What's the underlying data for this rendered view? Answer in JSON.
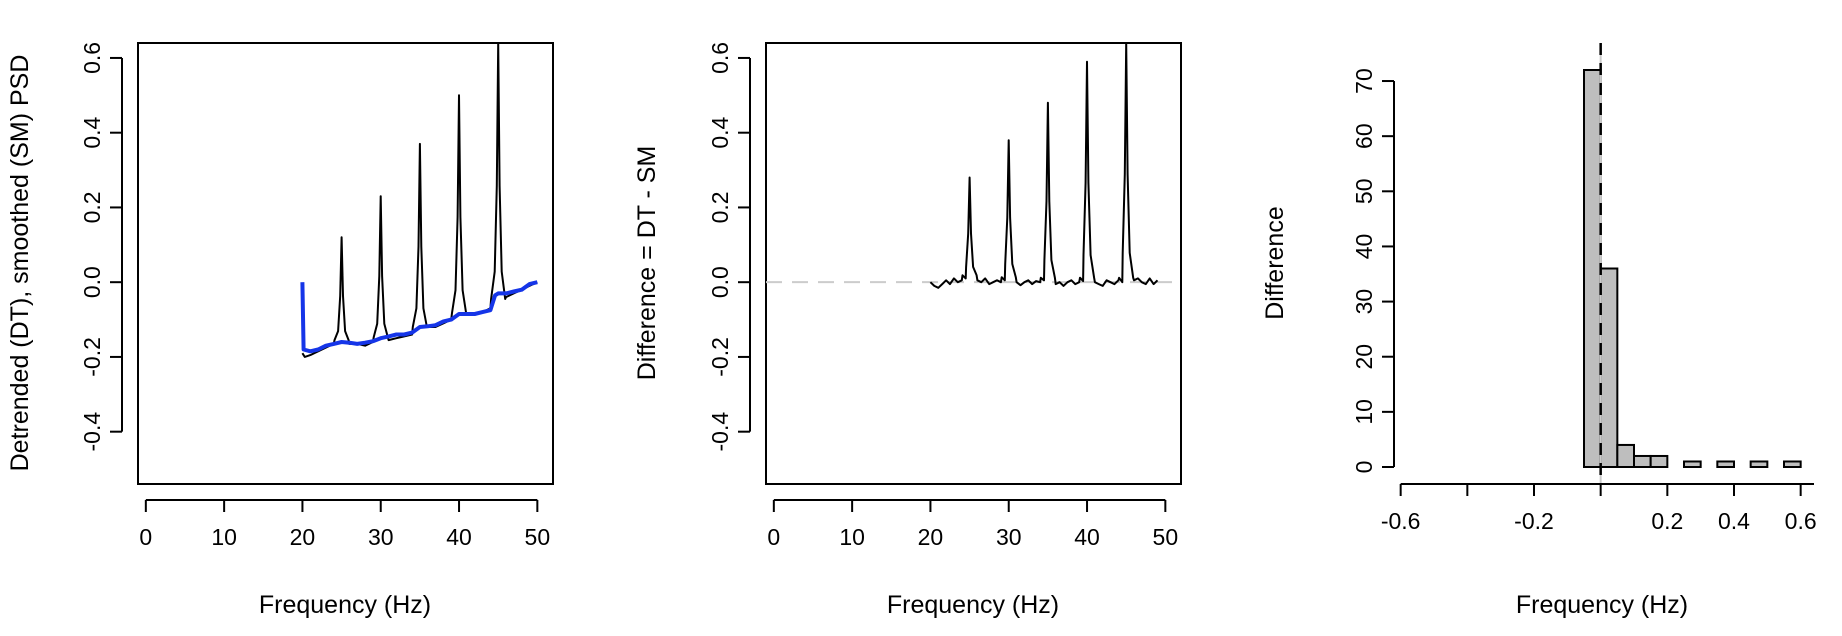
{
  "chart_data": [
    {
      "type": "line",
      "xlabel": "Frequency (Hz)",
      "ylabel": "Detrended (DT), smoothed (SM) PSD",
      "xlim": [
        -1,
        52
      ],
      "ylim": [
        -0.54,
        0.64
      ],
      "xticks": [
        0,
        10,
        20,
        30,
        40,
        50
      ],
      "yticks": [
        -0.4,
        -0.2,
        0.0,
        0.2,
        0.4,
        0.6
      ],
      "xticklabels": [
        "0",
        "10",
        "20",
        "30",
        "40",
        "50"
      ],
      "yticklabels": [
        "-0.4",
        "-0.2",
        "0.0",
        "0.2",
        "0.4",
        "0.6"
      ],
      "peaks": [
        {
          "x": 25,
          "y": 0.12
        },
        {
          "x": 30,
          "y": 0.23
        },
        {
          "x": 35,
          "y": 0.37
        },
        {
          "x": 40,
          "y": 0.5
        },
        {
          "x": 45,
          "y": 0.64
        }
      ],
      "series": [
        {
          "color": "#000000",
          "x": [
            20,
            20.3,
            21,
            22,
            23,
            24,
            26,
            27,
            28,
            29,
            31,
            32,
            33,
            34,
            36,
            37,
            38,
            39,
            41,
            42,
            43,
            44,
            46,
            47,
            48,
            49,
            50
          ],
          "y": [
            -0.19,
            -0.2,
            -0.195,
            -0.185,
            -0.175,
            -0.165,
            -0.165,
            -0.165,
            -0.17,
            -0.16,
            -0.155,
            -0.15,
            -0.145,
            -0.14,
            -0.12,
            -0.12,
            -0.11,
            -0.1,
            -0.085,
            -0.085,
            -0.08,
            -0.07,
            -0.04,
            -0.03,
            -0.02,
            -0.01,
            0.0
          ]
        },
        {
          "color": "#1535e8",
          "x": [
            20,
            20.15,
            21,
            22,
            23,
            24,
            25,
            26,
            27,
            28,
            29,
            30,
            31,
            32,
            33,
            34,
            35,
            36,
            37,
            38,
            39,
            40,
            41,
            42,
            43,
            44,
            44.6,
            45,
            46,
            47,
            48,
            49,
            50
          ],
          "y": [
            0.0,
            -0.18,
            -0.185,
            -0.18,
            -0.17,
            -0.165,
            -0.16,
            -0.162,
            -0.165,
            -0.162,
            -0.158,
            -0.15,
            -0.145,
            -0.14,
            -0.14,
            -0.135,
            -0.12,
            -0.118,
            -0.115,
            -0.105,
            -0.1,
            -0.085,
            -0.085,
            -0.085,
            -0.08,
            -0.075,
            -0.035,
            -0.03,
            -0.03,
            -0.025,
            -0.02,
            -0.005,
            0.0
          ]
        }
      ]
    },
    {
      "type": "line",
      "xlabel": "Frequency (Hz)",
      "ylabel": "Difference = DT - SM",
      "xlim": [
        -1,
        52
      ],
      "ylim": [
        -0.54,
        0.64
      ],
      "xticks": [
        0,
        10,
        20,
        30,
        40,
        50
      ],
      "yticks": [
        -0.4,
        -0.2,
        0.0,
        0.2,
        0.4,
        0.6
      ],
      "xticklabels": [
        "0",
        "10",
        "20",
        "30",
        "40",
        "50"
      ],
      "yticklabels": [
        "-0.4",
        "-0.2",
        "0.0",
        "0.2",
        "0.4",
        "0.6"
      ],
      "reference_line": {
        "y": 0.0,
        "color": "#cccccc",
        "style": "dashed"
      },
      "peaks": [
        {
          "x": 25,
          "y": 0.28
        },
        {
          "x": 30,
          "y": 0.38
        },
        {
          "x": 35,
          "y": 0.48
        },
        {
          "x": 40,
          "y": 0.59
        },
        {
          "x": 45,
          "y": 0.64
        }
      ],
      "series": [
        {
          "color": "#000000",
          "x": [
            20,
            20.5,
            21,
            21.5,
            22,
            22.5,
            23,
            23.5,
            24,
            24.5,
            26,
            26.5,
            27,
            27.5,
            28,
            28.5,
            29,
            29.5,
            31,
            31.5,
            32,
            32.5,
            33,
            33.5,
            34,
            34.5,
            36,
            36.5,
            37,
            37.5,
            38,
            38.5,
            39,
            39.5,
            41,
            41.5,
            42,
            42.5,
            43,
            43.5,
            44,
            44.5,
            46,
            46.5,
            47,
            47.5,
            48,
            48.5,
            49
          ],
          "y": [
            0.0,
            -0.01,
            -0.015,
            -0.005,
            0.005,
            -0.005,
            0.01,
            0.0,
            0.005,
            0.01,
            0.005,
            0.0,
            0.01,
            -0.005,
            0.0,
            0.005,
            0.0,
            0.005,
            0.0,
            -0.008,
            0.0,
            0.005,
            -0.005,
            0.003,
            0.0,
            0.005,
            -0.005,
            0.0,
            -0.01,
            0.0,
            0.005,
            -0.005,
            0.0,
            0.003,
            0.0,
            -0.005,
            -0.01,
            0.005,
            0.0,
            -0.005,
            0.005,
            0.0,
            0.005,
            0.01,
            0.0,
            -0.005,
            0.01,
            -0.005,
            0.005
          ]
        }
      ]
    },
    {
      "type": "bar",
      "xlabel": "Frequency (Hz)",
      "ylabel": "Difference",
      "xlim": [
        -0.62,
        0.64
      ],
      "ylim": [
        0,
        72
      ],
      "xticks": [
        -0.6,
        -0.4,
        -0.2,
        0.0,
        0.2,
        0.4,
        0.6
      ],
      "xticklabels": [
        "-0.6",
        "",
        "-0.2",
        "",
        "0.2",
        "0.4",
        "0.6"
      ],
      "yticks": [
        0,
        10,
        20,
        30,
        40,
        50,
        60,
        70
      ],
      "yticklabels": [
        "0",
        "10",
        "20",
        "30",
        "40",
        "50",
        "60",
        "70"
      ],
      "bin_edges": [
        -0.05,
        0.0,
        0.05,
        0.1,
        0.15,
        0.2,
        0.25,
        0.3,
        0.35,
        0.4,
        0.45,
        0.5,
        0.55,
        0.6
      ],
      "values": [
        72,
        36,
        4,
        2,
        2,
        0,
        1,
        0,
        1,
        0,
        1,
        0,
        1
      ],
      "bar_color": "#bebebe",
      "reference_line": {
        "x": 0.0,
        "color": "#cccccc",
        "style": "solid"
      },
      "dashed_line": {
        "x": 0.0,
        "color": "#000000",
        "style": "dashed"
      }
    }
  ]
}
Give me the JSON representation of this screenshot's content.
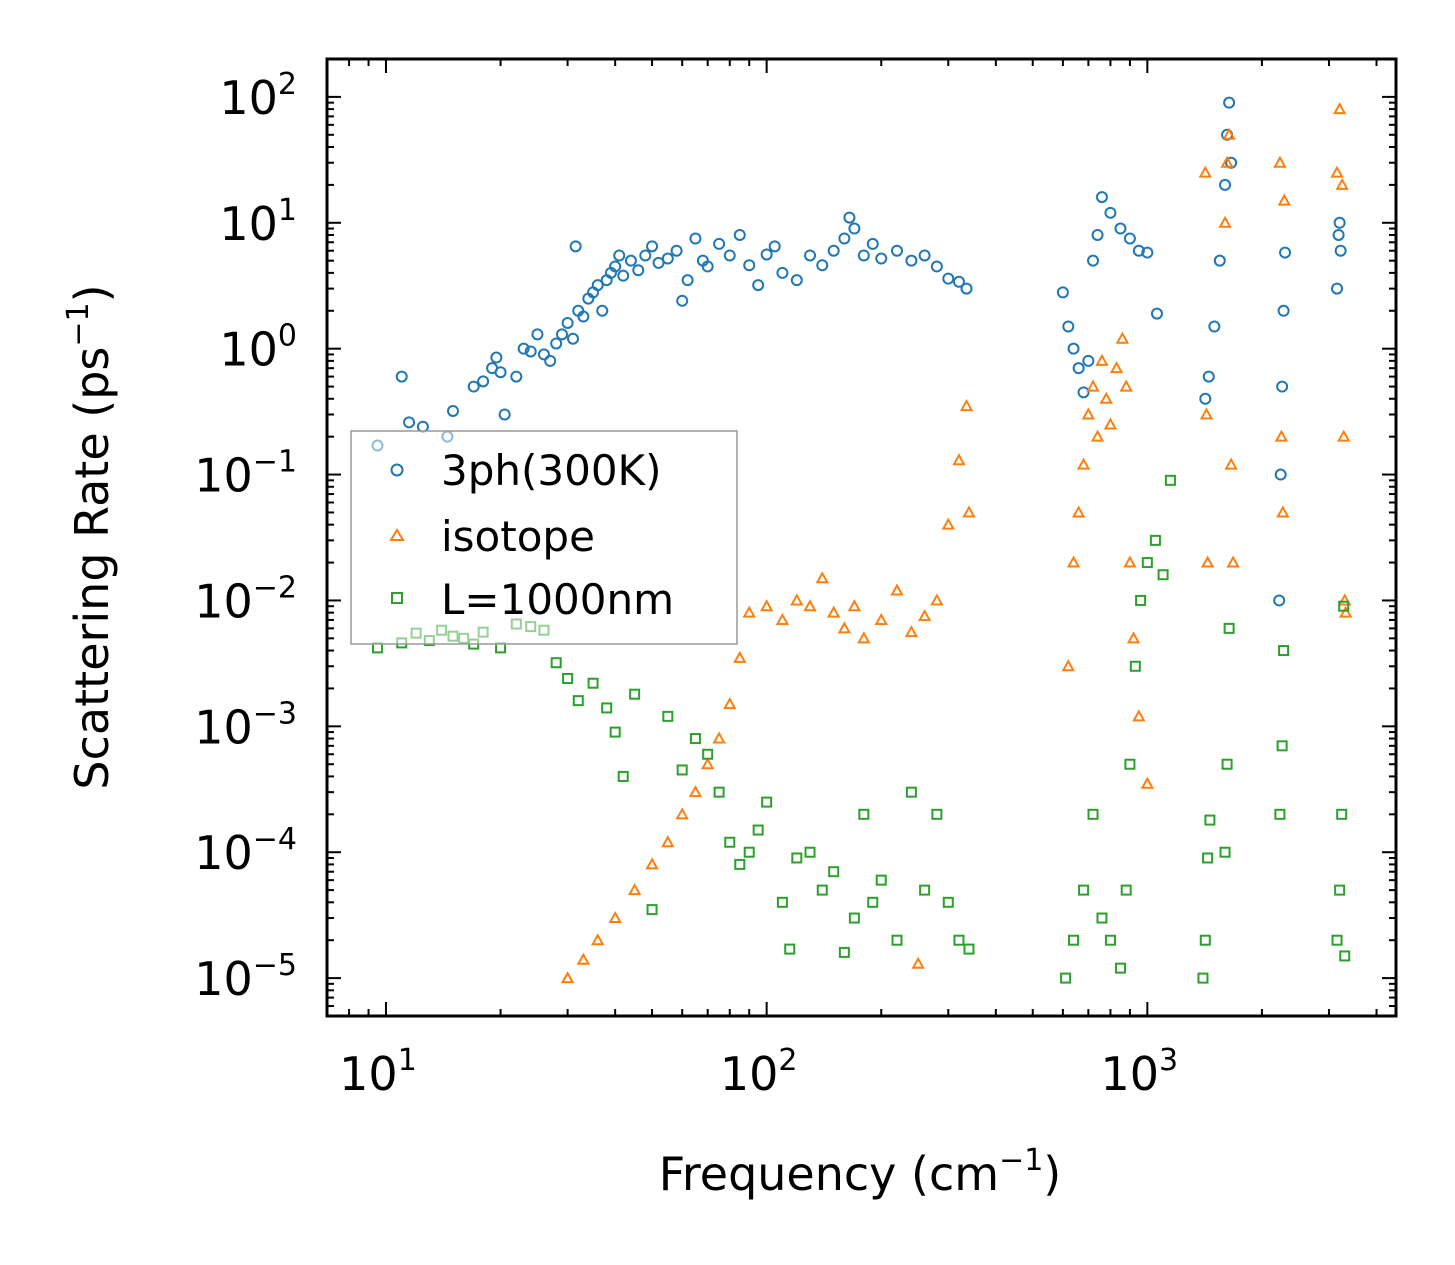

EXERCISE PROMPT: Reproduce the records above exactly, leaving out every picture they contain.

CORRECT ANSWER:
What's the underlying data for this rendered view? Answer in JSON.
{
  "chart_data": [
    {
      "type": "line",
      "xlabel": "Frequency (Hz)",
      "ylabel": "Detrended (DT), smoothed (SM) PSD",
      "xlim": [
        -1,
        52
      ],
      "ylim": [
        -0.54,
        0.64
      ],
      "xticks": [
        0,
        10,
        20,
        30,
        40,
        50
      ],
      "yticks": [
        -0.4,
        -0.2,
        0.0,
        0.2,
        0.4,
        0.6
      ],
      "xticklabels": [
        "0",
        "10",
        "20",
        "30",
        "40",
        "50"
      ],
      "yticklabels": [
        "-0.4",
        "-0.2",
        "0.0",
        "0.2",
        "0.4",
        "0.6"
      ],
      "peaks": [
        {
          "x": 25,
          "y": 0.12
        },
        {
          "x": 30,
          "y": 0.23
        },
        {
          "x": 35,
          "y": 0.37
        },
        {
          "x": 40,
          "y": 0.5
        },
        {
          "x": 45,
          "y": 0.64
        }
      ],
      "series": [
        {
          "color": "#000000",
          "x": [
            20,
            20.3,
            21,
            22,
            23,
            24,
            26,
            27,
            28,
            29,
            31,
            32,
            33,
            34,
            36,
            37,
            38,
            39,
            41,
            42,
            43,
            44,
            46,
            47,
            48,
            49,
            50
          ],
          "y": [
            -0.19,
            -0.2,
            -0.195,
            -0.185,
            -0.175,
            -0.165,
            -0.165,
            -0.165,
            -0.17,
            -0.16,
            -0.155,
            -0.15,
            -0.145,
            -0.14,
            -0.12,
            -0.12,
            -0.11,
            -0.1,
            -0.085,
            -0.085,
            -0.08,
            -0.07,
            -0.04,
            -0.03,
            -0.02,
            -0.01,
            0.0
          ]
        },
        {
          "color": "#1535e8",
          "x": [
            20,
            20.15,
            21,
            22,
            23,
            24,
            25,
            26,
            27,
            28,
            29,
            30,
            31,
            32,
            33,
            34,
            35,
            36,
            37,
            38,
            39,
            40,
            41,
            42,
            43,
            44,
            44.6,
            45,
            46,
            47,
            48,
            49,
            50
          ],
          "y": [
            0.0,
            -0.18,
            -0.185,
            -0.18,
            -0.17,
            -0.165,
            -0.16,
            -0.162,
            -0.165,
            -0.162,
            -0.158,
            -0.15,
            -0.145,
            -0.14,
            -0.14,
            -0.135,
            -0.12,
            -0.118,
            -0.115,
            -0.105,
            -0.1,
            -0.085,
            -0.085,
            -0.085,
            -0.08,
            -0.075,
            -0.035,
            -0.03,
            -0.03,
            -0.025,
            -0.02,
            -0.005,
            0.0
          ]
        }
      ]
    },
    {
      "type": "line",
      "xlabel": "Frequency (Hz)",
      "ylabel": "Difference = DT - SM",
      "xlim": [
        -1,
        52
      ],
      "ylim": [
        -0.54,
        0.64
      ],
      "xticks": [
        0,
        10,
        20,
        30,
        40,
        50
      ],
      "yticks": [
        -0.4,
        -0.2,
        0.0,
        0.2,
        0.4,
        0.6
      ],
      "xticklabels": [
        "0",
        "10",
        "20",
        "30",
        "40",
        "50"
      ],
      "yticklabels": [
        "-0.4",
        "-0.2",
        "0.0",
        "0.2",
        "0.4",
        "0.6"
      ],
      "reference_line": {
        "y": 0.0,
        "color": "#cccccc",
        "style": "dashed"
      },
      "peaks": [
        {
          "x": 25,
          "y": 0.28
        },
        {
          "x": 30,
          "y": 0.38
        },
        {
          "x": 35,
          "y": 0.48
        },
        {
          "x": 40,
          "y": 0.59
        },
        {
          "x": 45,
          "y": 0.64
        }
      ],
      "series": [
        {
          "color": "#000000",
          "x": [
            20,
            20.5,
            21,
            21.5,
            22,
            22.5,
            23,
            23.5,
            24,
            24.5,
            26,
            26.5,
            27,
            27.5,
            28,
            28.5,
            29,
            29.5,
            31,
            31.5,
            32,
            32.5,
            33,
            33.5,
            34,
            34.5,
            36,
            36.5,
            37,
            37.5,
            38,
            38.5,
            39,
            39.5,
            41,
            41.5,
            42,
            42.5,
            43,
            43.5,
            44,
            44.5,
            46,
            46.5,
            47,
            47.5,
            48,
            48.5,
            49
          ],
          "y": [
            0.0,
            -0.01,
            -0.015,
            -0.005,
            0.005,
            -0.005,
            0.01,
            0.0,
            0.005,
            0.01,
            0.005,
            0.0,
            0.01,
            -0.005,
            0.0,
            0.005,
            0.0,
            0.005,
            0.0,
            -0.008,
            0.0,
            0.005,
            -0.005,
            0.003,
            0.0,
            0.005,
            -0.005,
            0.0,
            -0.01,
            0.0,
            0.005,
            -0.005,
            0.0,
            0.003,
            0.0,
            -0.005,
            -0.01,
            0.005,
            0.0,
            -0.005,
            0.005,
            0.0,
            0.005,
            0.01,
            0.0,
            -0.005,
            0.01,
            -0.005,
            0.005
          ]
        }
      ]
    },
    {
      "type": "bar",
      "xlabel": "Frequency (Hz)",
      "ylabel": "Difference",
      "xlim": [
        -0.62,
        0.64
      ],
      "ylim": [
        0,
        72
      ],
      "xticks": [
        -0.6,
        -0.4,
        -0.2,
        0.0,
        0.2,
        0.4,
        0.6
      ],
      "xticklabels": [
        "-0.6",
        "",
        "-0.2",
        "",
        "0.2",
        "0.4",
        "0.6"
      ],
      "yticks": [
        0,
        10,
        20,
        30,
        40,
        50,
        60,
        70
      ],
      "yticklabels": [
        "0",
        "10",
        "20",
        "30",
        "40",
        "50",
        "60",
        "70"
      ],
      "bin_edges": [
        -0.05,
        0.0,
        0.05,
        0.1,
        0.15,
        0.2,
        0.25,
        0.3,
        0.35,
        0.4,
        0.45,
        0.5,
        0.55,
        0.6
      ],
      "values": [
        72,
        36,
        4,
        2,
        2,
        0,
        1,
        0,
        1,
        0,
        1,
        0,
        1
      ],
      "bar_color": "#bebebe",
      "reference_line": {
        "x": 0.0,
        "color": "#cccccc",
        "style": "solid"
      },
      "dashed_line": {
        "x": 0.0,
        "color": "#000000",
        "style": "dashed"
      }
    }
  ]
}
Give me the JSON representation of this screenshot's content.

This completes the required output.